───── Available records
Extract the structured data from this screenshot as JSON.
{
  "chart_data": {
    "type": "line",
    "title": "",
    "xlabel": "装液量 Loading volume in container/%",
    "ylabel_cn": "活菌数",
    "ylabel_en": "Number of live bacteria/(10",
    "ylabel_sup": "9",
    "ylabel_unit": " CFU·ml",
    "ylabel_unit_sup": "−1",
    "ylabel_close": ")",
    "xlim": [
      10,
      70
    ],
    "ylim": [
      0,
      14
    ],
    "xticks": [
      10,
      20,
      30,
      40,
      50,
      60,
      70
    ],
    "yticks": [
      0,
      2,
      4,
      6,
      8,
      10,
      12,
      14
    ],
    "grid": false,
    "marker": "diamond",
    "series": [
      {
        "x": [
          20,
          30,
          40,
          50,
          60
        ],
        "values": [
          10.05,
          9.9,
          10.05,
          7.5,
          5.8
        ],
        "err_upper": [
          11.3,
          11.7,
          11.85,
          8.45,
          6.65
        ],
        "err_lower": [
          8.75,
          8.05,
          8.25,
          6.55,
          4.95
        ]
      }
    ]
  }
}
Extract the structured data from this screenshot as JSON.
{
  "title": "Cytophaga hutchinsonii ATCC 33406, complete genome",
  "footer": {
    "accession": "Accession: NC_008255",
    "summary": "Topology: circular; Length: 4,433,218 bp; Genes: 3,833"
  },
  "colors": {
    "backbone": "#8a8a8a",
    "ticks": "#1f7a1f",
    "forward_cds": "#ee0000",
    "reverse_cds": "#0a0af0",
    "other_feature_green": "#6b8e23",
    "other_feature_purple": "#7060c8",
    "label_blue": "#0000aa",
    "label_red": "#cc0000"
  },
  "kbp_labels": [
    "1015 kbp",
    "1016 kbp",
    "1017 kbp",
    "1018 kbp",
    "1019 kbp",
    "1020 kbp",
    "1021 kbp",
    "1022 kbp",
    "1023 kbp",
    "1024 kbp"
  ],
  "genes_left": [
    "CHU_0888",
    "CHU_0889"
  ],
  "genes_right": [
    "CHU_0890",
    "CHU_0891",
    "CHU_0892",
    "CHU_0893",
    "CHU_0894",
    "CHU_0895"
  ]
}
──────────
• **Activity**: Restate each line above word for word.

• **Output for this exercise**:
Extract the structured data from this screenshot as JSON.
{
  "chart_data": {
    "type": "line",
    "title": "",
    "xlabel": "装液量 Loading volume in container/%",
    "ylabel_cn": "活菌数",
    "ylabel_en": "Number of live bacteria/(10",
    "ylabel_sup": "9",
    "ylabel_unit": " CFU·ml",
    "ylabel_unit_sup": "−1",
    "ylabel_close": ")",
    "xlim": [
      10,
      70
    ],
    "ylim": [
      0,
      14
    ],
    "xticks": [
      10,
      20,
      30,
      40,
      50,
      60,
      70
    ],
    "yticks": [
      0,
      2,
      4,
      6,
      8,
      10,
      12,
      14
    ],
    "grid": false,
    "marker": "diamond",
    "series": [
      {
        "x": [
          20,
          30,
          40,
          50,
          60
        ],
        "values": [
          10.05,
          9.9,
          10.05,
          7.5,
          5.8
        ],
        "err_upper": [
          11.3,
          11.7,
          11.85,
          8.45,
          6.65
        ],
        "err_lower": [
          8.75,
          8.05,
          8.25,
          6.55,
          4.95
        ]
      }
    ]
  }
}
Extract the structured data from this screenshot as JSON.
{
  "title": "Cytophaga hutchinsonii ATCC 33406, complete genome",
  "footer": {
    "accession": "Accession: NC_008255",
    "summary": "Topology: circular; Length: 4,433,218 bp; Genes: 3,833"
  },
  "colors": {
    "backbone": "#8a8a8a",
    "ticks": "#1f7a1f",
    "forward_cds": "#ee0000",
    "reverse_cds": "#0a0af0",
    "other_feature_green": "#6b8e23",
    "other_feature_purple": "#7060c8",
    "label_blue": "#0000aa",
    "label_red": "#cc0000"
  },
  "kbp_labels": [
    "1015 kbp",
    "1016 kbp",
    "1017 kbp",
    "1018 kbp",
    "1019 kbp",
    "1020 kbp",
    "1021 kbp",
    "1022 kbp",
    "1023 kbp",
    "1024 kbp"
  ],
  "genes_left": [
    "CHU_0888",
    "CHU_0889"
  ],
  "genes_right": [
    "CHU_0890",
    "CHU_0891",
    "CHU_0892",
    "CHU_0893",
    "CHU_0894",
    "CHU_0895"
  ]
}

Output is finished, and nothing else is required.